● The task
Copy out all of the data below with no alterations.

========================

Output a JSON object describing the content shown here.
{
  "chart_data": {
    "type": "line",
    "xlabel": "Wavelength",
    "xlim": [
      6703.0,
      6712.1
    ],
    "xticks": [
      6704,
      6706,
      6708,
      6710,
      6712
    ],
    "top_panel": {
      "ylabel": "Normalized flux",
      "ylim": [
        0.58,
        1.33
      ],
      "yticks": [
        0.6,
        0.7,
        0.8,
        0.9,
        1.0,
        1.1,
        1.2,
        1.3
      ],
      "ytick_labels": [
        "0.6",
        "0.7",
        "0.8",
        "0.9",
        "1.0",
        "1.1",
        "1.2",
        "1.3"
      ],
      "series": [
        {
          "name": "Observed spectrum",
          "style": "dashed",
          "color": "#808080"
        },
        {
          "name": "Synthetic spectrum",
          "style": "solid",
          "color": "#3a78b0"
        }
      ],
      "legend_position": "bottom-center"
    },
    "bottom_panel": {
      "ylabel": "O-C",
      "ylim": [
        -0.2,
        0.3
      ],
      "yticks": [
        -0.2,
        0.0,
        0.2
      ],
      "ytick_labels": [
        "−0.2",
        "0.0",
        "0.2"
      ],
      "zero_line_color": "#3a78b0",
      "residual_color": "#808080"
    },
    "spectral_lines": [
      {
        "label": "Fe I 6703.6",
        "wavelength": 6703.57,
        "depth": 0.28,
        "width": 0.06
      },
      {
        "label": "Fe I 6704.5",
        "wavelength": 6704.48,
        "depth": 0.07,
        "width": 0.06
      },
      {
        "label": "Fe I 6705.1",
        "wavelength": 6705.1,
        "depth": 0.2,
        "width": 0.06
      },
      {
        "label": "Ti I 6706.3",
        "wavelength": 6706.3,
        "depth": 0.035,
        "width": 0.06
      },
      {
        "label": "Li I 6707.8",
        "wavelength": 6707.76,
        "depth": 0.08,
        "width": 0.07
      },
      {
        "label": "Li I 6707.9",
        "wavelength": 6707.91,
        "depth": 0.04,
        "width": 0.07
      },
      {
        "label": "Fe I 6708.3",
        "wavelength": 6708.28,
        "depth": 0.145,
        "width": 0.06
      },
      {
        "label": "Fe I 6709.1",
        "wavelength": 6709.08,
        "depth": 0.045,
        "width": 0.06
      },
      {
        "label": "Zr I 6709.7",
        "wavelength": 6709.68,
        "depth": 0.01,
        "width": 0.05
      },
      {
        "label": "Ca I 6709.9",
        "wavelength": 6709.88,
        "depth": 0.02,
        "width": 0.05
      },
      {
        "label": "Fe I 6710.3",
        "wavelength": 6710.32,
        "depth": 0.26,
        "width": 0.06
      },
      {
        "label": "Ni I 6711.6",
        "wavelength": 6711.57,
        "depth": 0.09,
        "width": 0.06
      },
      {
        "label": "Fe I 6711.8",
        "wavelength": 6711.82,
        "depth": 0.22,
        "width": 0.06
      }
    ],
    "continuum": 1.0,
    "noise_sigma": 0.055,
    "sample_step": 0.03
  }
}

========================

● Solved exercise
Output a JSON object describing the content shown here.
{
  "chart_data": {
    "type": "line",
    "xlabel": "Wavelength",
    "xlim": [
      6703.0,
      6712.1
    ],
    "xticks": [
      6704,
      6706,
      6708,
      6710,
      6712
    ],
    "top_panel": {
      "ylabel": "Normalized flux",
      "ylim": [
        0.58,
        1.33
      ],
      "yticks": [
        0.6,
        0.7,
        0.8,
        0.9,
        1.0,
        1.1,
        1.2,
        1.3
      ],
      "ytick_labels": [
        "0.6",
        "0.7",
        "0.8",
        "0.9",
        "1.0",
        "1.1",
        "1.2",
        "1.3"
      ],
      "series": [
        {
          "name": "Observed spectrum",
          "style": "dashed",
          "color": "#808080"
        },
        {
          "name": "Synthetic spectrum",
          "style": "solid",
          "color": "#3a78b0"
        }
      ],
      "legend_position": "bottom-center"
    },
    "bottom_panel": {
      "ylabel": "O-C",
      "ylim": [
        -0.2,
        0.3
      ],
      "yticks": [
        -0.2,
        0.0,
        0.2
      ],
      "ytick_labels": [
        "−0.2",
        "0.0",
        "0.2"
      ],
      "zero_line_color": "#3a78b0",
      "residual_color": "#808080"
    },
    "spectral_lines": [
      {
        "label": "Fe I 6703.6",
        "wavelength": 6703.57,
        "depth": 0.28,
        "width": 0.06
      },
      {
        "label": "Fe I 6704.5",
        "wavelength": 6704.48,
        "depth": 0.07,
        "width": 0.06
      },
      {
        "label": "Fe I 6705.1",
        "wavelength": 6705.1,
        "depth": 0.2,
        "width": 0.06
      },
      {
        "label": "Ti I 6706.3",
        "wavelength": 6706.3,
        "depth": 0.035,
        "width": 0.06
      },
      {
        "label": "Li I 6707.8",
        "wavelength": 6707.76,
        "depth": 0.08,
        "width": 0.07
      },
      {
        "label": "Li I 6707.9",
        "wavelength": 6707.91,
        "depth": 0.04,
        "width": 0.07
      },
      {
        "label": "Fe I 6708.3",
        "wavelength": 6708.28,
        "depth": 0.145,
        "width": 0.06
      },
      {
        "label": "Fe I 6709.1",
        "wavelength": 6709.08,
        "depth": 0.045,
        "width": 0.06
      },
      {
        "label": "Zr I 6709.7",
        "wavelength": 6709.68,
        "depth": 0.01,
        "width": 0.05
      },
      {
        "label": "Ca I 6709.9",
        "wavelength": 6709.88,
        "depth": 0.02,
        "width": 0.05
      },
      {
        "label": "Fe I 6710.3",
        "wavelength": 6710.32,
        "depth": 0.26,
        "width": 0.06
      },
      {
        "label": "Ni I 6711.6",
        "wavelength": 6711.57,
        "depth": 0.09,
        "width": 0.06
      },
      {
        "label": "Fe I 6711.8",
        "wavelength": 6711.82,
        "depth": 0.22,
        "width": 0.06
      }
    ],
    "continuum": 1.0,
    "noise_sigma": 0.055,
    "sample_step": 0.03
  }
}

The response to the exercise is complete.